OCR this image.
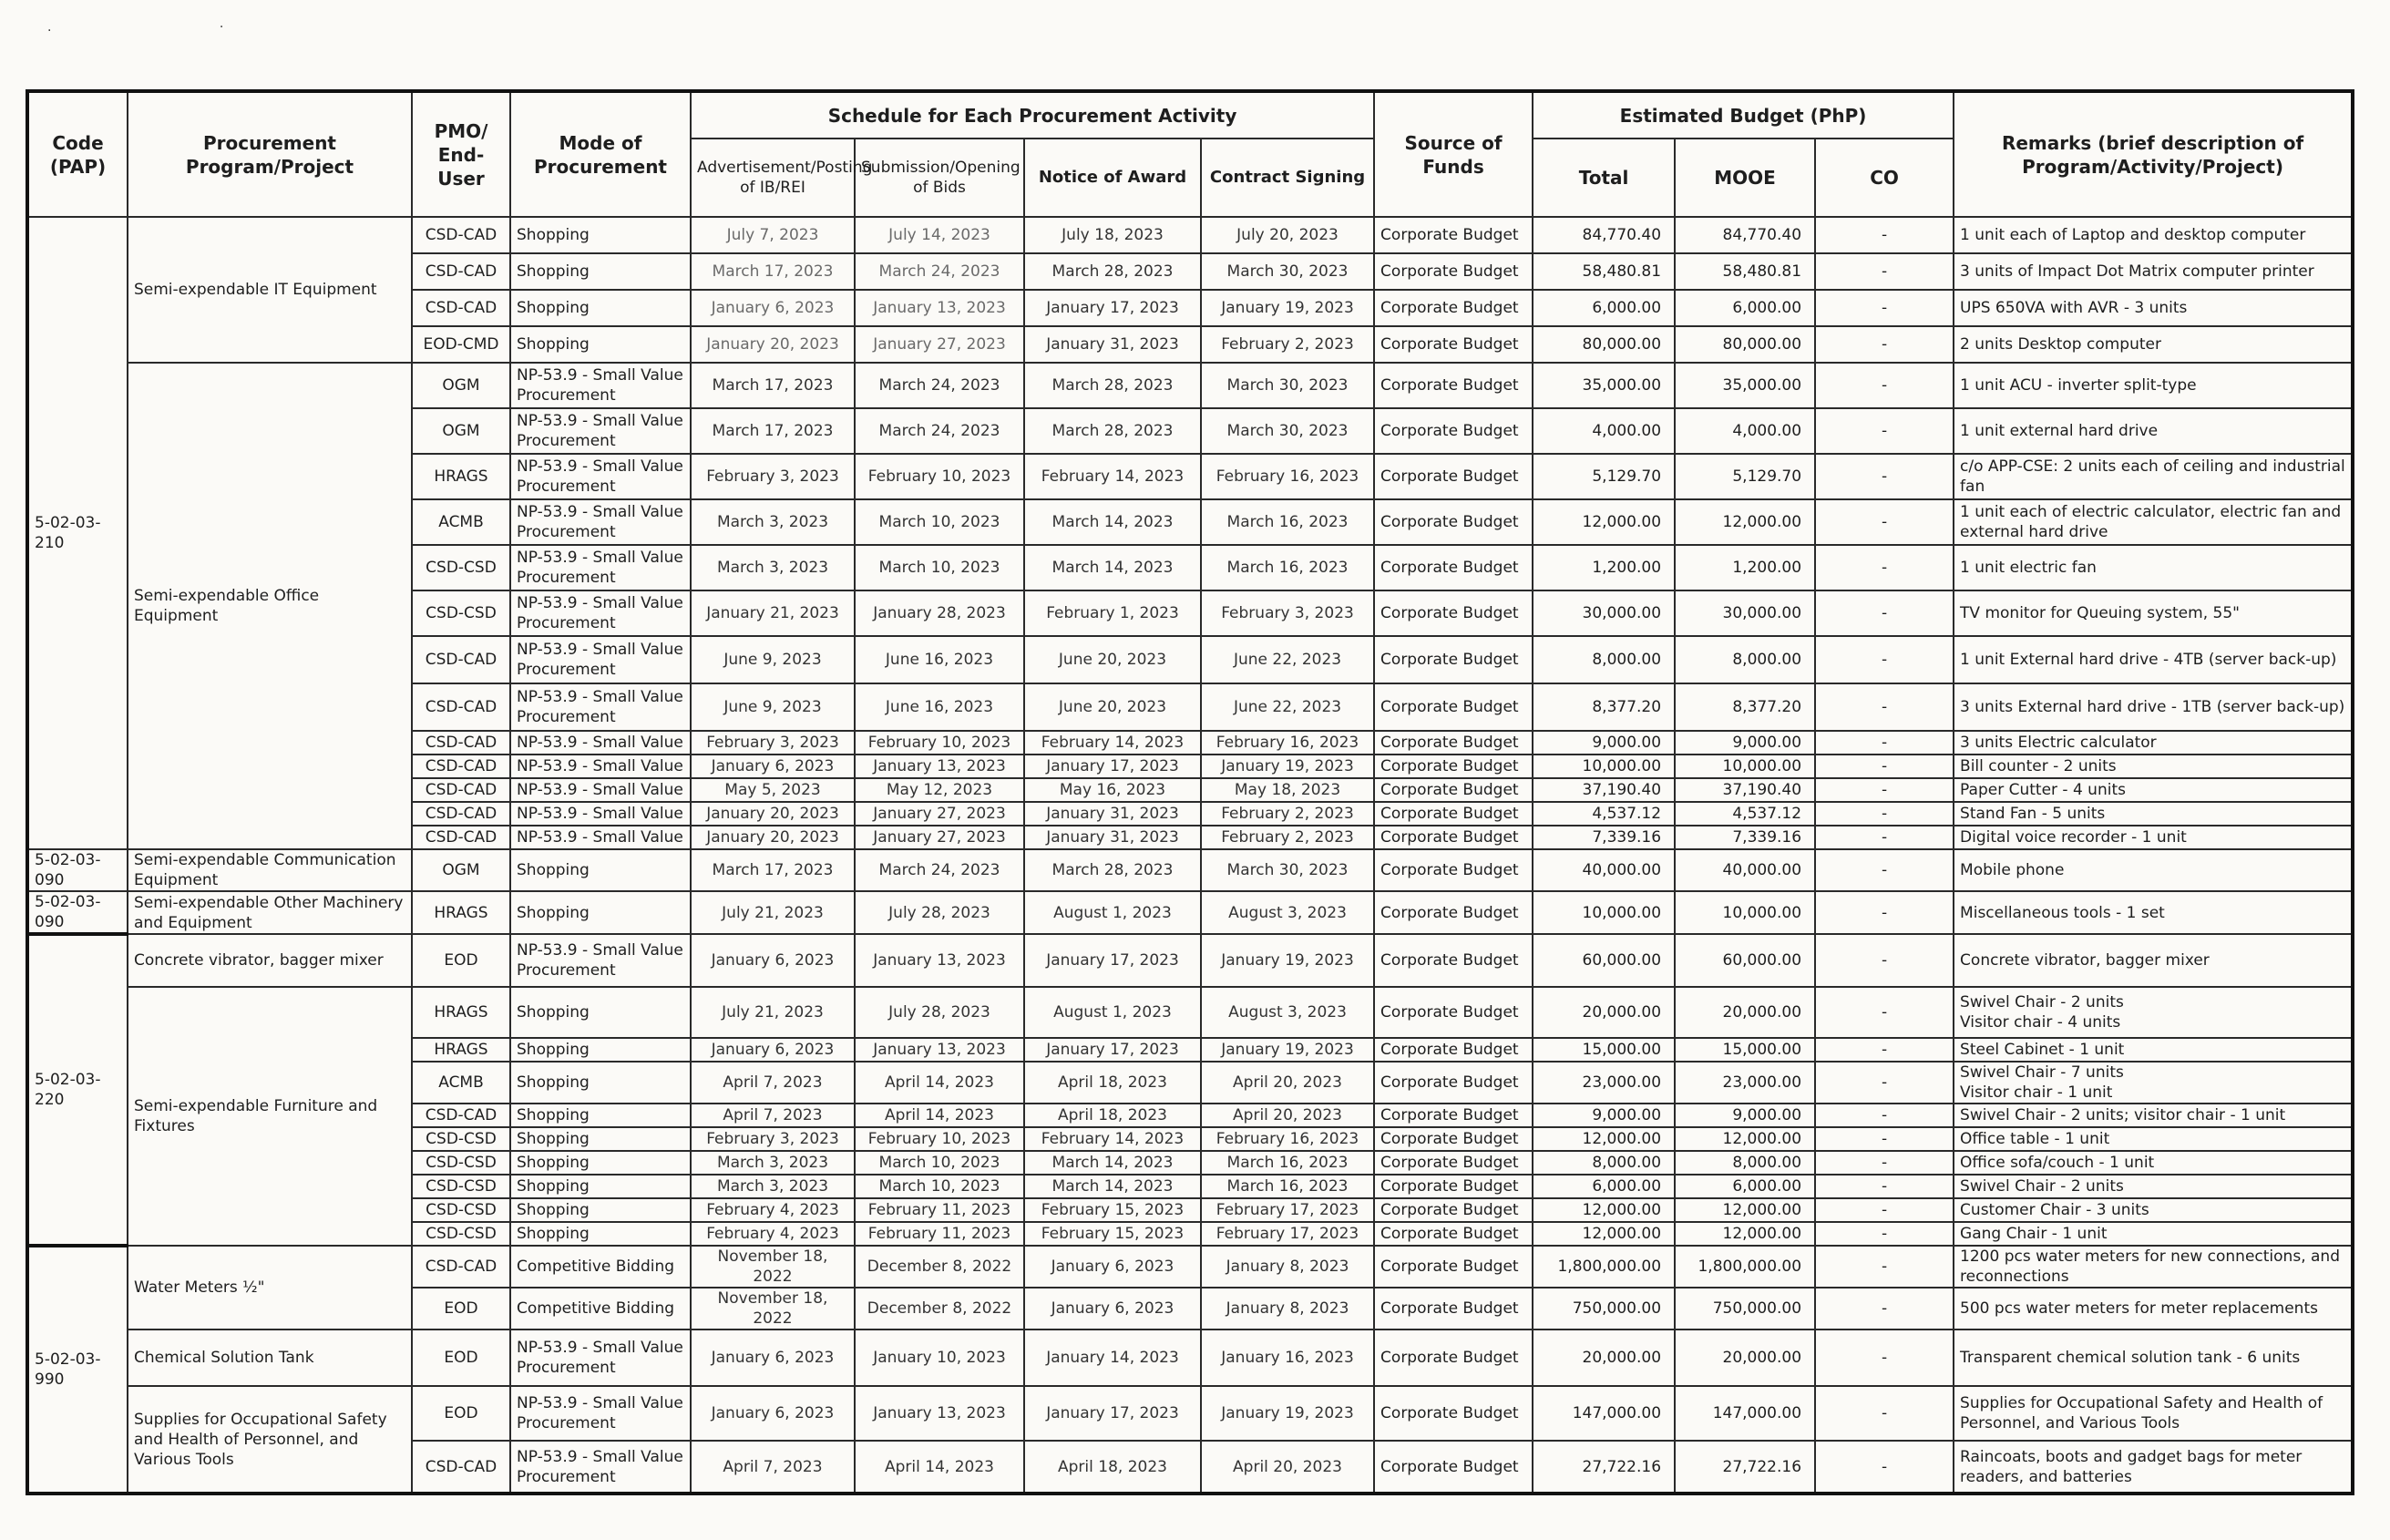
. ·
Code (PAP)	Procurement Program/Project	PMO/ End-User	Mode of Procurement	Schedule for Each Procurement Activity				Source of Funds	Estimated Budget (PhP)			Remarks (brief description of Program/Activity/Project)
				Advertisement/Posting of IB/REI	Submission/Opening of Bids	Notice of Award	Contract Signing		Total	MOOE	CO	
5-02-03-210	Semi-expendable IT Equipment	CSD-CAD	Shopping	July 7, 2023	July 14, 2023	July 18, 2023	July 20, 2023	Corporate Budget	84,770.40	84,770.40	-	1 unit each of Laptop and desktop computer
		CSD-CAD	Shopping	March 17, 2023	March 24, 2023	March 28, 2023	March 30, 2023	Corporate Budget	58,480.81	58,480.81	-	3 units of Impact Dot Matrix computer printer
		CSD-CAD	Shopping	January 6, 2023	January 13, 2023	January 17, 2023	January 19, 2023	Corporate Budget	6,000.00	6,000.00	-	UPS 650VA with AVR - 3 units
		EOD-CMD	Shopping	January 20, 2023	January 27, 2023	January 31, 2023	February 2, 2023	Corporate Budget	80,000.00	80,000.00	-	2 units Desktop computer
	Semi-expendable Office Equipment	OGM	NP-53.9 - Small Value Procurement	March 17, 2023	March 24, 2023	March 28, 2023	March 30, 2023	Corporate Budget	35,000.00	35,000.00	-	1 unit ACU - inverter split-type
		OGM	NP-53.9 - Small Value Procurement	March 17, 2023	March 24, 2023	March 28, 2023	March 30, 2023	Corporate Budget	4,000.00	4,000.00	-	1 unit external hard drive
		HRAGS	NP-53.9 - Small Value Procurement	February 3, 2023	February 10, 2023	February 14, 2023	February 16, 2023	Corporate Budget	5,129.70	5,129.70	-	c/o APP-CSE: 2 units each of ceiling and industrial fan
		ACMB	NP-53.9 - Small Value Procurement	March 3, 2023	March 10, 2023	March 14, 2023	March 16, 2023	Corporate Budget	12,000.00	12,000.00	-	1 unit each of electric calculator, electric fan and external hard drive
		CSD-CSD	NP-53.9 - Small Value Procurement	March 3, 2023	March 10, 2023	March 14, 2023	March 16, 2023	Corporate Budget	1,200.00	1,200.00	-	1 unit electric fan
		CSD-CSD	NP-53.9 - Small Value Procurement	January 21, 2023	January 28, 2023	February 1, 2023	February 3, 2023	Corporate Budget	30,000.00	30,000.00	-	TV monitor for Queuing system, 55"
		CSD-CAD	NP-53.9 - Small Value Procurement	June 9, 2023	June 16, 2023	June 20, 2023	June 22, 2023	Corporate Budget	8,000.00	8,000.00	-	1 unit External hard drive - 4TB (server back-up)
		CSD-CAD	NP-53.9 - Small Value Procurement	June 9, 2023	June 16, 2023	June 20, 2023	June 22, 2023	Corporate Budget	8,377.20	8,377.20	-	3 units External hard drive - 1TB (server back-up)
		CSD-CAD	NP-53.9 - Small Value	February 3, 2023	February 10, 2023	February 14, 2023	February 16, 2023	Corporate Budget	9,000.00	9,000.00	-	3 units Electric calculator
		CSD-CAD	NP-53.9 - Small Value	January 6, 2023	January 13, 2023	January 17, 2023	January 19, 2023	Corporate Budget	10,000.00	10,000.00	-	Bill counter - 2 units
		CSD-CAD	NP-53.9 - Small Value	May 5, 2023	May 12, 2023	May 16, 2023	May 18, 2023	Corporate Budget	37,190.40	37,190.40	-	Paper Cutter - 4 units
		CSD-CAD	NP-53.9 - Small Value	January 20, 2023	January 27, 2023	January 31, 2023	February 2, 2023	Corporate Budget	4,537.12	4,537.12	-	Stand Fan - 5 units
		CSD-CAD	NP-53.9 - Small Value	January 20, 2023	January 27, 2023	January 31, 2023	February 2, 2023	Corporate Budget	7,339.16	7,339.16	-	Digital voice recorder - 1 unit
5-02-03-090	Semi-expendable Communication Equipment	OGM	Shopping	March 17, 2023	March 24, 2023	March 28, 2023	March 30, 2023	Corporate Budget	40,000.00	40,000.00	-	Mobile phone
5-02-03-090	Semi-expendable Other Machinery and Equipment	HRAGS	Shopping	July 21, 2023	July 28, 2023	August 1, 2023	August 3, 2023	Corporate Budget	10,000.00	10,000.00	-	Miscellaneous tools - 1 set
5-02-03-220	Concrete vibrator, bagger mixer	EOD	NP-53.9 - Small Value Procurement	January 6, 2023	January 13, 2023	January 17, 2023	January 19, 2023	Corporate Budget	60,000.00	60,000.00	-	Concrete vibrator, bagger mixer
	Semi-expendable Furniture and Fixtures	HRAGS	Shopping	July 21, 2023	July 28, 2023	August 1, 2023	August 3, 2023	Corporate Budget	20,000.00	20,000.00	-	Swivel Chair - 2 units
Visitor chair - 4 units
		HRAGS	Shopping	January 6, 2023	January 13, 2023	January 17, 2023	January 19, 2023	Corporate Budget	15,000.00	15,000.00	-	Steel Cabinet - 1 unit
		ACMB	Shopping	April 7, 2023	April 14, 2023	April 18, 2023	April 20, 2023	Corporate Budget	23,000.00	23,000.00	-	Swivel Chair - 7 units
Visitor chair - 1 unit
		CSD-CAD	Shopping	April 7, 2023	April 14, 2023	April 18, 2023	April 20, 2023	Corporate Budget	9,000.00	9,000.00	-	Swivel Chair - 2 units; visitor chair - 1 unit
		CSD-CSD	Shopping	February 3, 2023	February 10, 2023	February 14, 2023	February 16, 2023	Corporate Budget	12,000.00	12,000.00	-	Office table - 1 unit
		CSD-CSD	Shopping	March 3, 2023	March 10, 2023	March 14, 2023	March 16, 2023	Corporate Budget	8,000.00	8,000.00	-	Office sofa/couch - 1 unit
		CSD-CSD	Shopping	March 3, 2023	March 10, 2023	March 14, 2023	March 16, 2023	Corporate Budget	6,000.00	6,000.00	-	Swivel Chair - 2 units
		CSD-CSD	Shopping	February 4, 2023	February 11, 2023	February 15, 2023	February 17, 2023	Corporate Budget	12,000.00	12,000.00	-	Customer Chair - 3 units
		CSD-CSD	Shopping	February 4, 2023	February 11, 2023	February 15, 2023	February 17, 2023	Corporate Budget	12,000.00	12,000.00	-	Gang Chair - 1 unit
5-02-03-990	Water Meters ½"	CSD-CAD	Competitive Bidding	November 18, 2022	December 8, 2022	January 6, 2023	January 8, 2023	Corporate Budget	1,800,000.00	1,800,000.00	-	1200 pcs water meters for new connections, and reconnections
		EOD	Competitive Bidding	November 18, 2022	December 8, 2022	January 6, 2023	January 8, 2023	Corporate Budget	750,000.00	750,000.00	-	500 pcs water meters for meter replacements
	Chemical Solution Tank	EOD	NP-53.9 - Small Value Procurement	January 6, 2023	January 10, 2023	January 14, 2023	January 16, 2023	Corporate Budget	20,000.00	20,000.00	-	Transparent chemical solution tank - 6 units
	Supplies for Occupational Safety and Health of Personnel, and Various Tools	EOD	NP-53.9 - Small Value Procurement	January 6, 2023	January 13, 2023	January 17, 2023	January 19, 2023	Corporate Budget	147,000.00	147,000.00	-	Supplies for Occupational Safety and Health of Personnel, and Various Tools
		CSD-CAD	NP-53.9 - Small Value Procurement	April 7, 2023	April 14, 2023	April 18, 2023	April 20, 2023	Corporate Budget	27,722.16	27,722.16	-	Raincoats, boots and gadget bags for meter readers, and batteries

═══

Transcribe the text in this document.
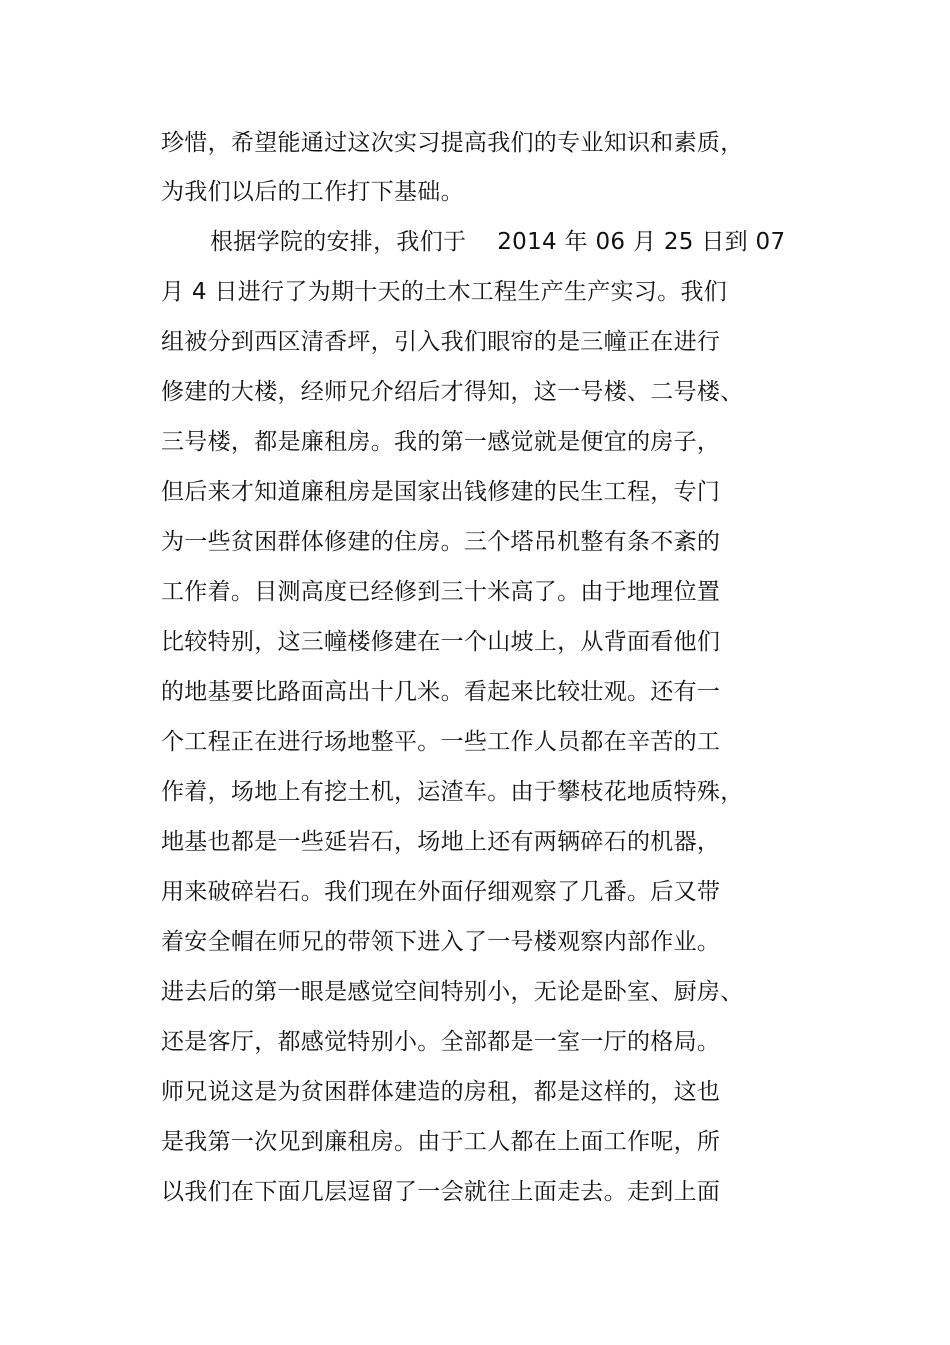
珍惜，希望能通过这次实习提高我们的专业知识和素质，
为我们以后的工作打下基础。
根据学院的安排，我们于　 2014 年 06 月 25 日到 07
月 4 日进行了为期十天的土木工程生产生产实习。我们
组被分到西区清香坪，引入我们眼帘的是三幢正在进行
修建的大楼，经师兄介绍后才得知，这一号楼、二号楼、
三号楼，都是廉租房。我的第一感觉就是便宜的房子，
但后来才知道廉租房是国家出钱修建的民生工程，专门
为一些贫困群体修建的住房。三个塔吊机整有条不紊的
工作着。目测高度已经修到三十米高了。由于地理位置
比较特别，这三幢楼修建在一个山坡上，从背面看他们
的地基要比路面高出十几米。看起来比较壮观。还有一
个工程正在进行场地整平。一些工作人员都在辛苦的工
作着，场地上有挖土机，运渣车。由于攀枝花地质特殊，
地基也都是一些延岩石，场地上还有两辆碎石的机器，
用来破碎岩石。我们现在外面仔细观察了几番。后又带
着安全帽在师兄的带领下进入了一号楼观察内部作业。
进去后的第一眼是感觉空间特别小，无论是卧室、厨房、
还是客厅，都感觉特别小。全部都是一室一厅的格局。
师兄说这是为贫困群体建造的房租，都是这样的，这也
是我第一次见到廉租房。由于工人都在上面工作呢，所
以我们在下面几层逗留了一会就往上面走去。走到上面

═══

▶ _EXERCISE TASK_:
Reproduce each line of the material containing the word "Competitive".

▶ _OUTPUT BELOW_:
5-02-03-990	Water Meters ½"	CSD-CAD	Competitive Bidding	November 18, 2022	December 8, 2022	January 6, 2023	January 8, 2023	Corporate Budget	1,800,000.00	1,800,000.00	-	1200 pcs water meters for new connections, and reconnections
		EOD	Competitive Bidding	November 18, 2022	December 8, 2022	January 6, 2023	January 8, 2023	Corporate Budget	750,000.00	750,000.00	-	500 pcs water meters for meter replacements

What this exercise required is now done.